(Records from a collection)
>>>

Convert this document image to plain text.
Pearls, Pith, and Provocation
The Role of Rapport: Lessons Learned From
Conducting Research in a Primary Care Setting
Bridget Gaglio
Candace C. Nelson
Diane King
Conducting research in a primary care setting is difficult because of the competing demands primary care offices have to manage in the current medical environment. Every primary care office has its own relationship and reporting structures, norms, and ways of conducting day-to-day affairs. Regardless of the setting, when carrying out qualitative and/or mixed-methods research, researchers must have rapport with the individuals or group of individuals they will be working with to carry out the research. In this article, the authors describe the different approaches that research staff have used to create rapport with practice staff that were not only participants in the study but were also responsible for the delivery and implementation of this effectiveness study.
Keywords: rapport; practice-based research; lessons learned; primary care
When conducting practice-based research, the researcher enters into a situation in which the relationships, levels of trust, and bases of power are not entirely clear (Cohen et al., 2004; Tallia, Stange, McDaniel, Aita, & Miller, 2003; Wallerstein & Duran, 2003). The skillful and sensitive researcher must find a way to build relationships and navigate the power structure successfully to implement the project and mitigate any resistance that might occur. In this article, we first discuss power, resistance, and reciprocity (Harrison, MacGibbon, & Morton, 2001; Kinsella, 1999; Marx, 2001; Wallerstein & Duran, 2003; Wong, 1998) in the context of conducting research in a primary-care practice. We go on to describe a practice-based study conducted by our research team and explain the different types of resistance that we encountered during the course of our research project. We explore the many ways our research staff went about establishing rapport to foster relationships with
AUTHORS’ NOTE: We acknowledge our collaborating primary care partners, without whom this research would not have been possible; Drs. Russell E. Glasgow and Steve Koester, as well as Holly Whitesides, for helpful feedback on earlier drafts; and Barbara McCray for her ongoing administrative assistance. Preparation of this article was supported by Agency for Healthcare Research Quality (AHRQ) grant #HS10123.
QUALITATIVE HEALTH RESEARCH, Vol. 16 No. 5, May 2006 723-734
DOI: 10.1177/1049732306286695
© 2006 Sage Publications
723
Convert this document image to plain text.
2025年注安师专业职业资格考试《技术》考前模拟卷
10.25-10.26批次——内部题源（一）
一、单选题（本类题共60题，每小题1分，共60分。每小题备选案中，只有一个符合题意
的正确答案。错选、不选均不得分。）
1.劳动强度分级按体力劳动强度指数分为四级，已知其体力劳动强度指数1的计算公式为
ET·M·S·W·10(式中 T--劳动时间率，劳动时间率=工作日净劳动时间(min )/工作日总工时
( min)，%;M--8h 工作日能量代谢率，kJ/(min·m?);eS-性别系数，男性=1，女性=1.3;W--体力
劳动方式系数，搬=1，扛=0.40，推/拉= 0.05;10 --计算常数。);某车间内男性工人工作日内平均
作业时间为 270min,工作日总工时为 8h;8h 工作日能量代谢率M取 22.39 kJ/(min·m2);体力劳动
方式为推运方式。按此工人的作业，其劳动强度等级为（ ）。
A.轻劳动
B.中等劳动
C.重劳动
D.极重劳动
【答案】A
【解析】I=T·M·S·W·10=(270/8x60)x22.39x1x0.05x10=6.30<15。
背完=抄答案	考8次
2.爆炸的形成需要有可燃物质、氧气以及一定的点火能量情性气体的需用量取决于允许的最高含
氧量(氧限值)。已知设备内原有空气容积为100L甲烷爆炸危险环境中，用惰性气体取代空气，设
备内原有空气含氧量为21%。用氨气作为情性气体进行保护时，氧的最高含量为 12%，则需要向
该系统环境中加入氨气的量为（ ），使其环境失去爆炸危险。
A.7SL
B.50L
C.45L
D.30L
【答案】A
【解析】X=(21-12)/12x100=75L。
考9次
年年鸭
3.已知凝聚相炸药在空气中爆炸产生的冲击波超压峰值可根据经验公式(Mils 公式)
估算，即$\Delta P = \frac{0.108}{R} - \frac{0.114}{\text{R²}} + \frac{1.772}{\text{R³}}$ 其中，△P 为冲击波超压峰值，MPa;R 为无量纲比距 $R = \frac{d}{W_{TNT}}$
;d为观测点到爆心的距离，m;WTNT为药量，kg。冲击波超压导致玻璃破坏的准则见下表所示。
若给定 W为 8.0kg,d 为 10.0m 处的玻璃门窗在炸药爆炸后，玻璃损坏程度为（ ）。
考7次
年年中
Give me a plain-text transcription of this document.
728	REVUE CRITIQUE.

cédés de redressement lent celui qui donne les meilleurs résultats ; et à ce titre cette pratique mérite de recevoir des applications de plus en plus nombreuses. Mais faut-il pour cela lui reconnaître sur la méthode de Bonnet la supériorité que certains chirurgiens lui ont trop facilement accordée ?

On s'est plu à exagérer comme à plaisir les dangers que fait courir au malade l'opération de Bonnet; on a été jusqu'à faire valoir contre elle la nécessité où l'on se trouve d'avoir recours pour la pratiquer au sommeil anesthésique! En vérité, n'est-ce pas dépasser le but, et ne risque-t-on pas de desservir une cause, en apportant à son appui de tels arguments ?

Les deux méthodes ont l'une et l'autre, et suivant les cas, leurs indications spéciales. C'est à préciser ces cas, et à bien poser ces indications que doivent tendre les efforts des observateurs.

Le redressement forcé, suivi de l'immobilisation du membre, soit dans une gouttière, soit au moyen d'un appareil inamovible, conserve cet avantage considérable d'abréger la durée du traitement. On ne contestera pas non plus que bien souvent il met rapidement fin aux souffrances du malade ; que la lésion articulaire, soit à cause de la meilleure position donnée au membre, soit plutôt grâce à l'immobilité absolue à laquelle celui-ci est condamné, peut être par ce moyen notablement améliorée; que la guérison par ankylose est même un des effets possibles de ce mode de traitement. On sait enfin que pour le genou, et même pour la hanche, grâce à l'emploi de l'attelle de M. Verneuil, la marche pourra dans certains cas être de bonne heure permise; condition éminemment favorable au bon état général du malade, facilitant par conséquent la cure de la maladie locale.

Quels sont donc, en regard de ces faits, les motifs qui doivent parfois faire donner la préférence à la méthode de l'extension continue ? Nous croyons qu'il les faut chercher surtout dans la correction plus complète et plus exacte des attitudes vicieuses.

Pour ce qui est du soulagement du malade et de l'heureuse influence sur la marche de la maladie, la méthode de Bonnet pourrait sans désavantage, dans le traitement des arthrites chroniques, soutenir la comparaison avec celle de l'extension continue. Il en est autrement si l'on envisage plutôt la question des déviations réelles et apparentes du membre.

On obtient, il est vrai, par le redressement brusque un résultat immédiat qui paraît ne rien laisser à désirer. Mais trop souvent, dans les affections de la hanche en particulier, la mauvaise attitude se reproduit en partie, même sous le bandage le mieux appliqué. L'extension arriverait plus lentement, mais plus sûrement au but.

<<<

Exercise brief: Report how many lines in the entries hold the string "bien". Nothing but the number is wanted.

Result of this exercise: 2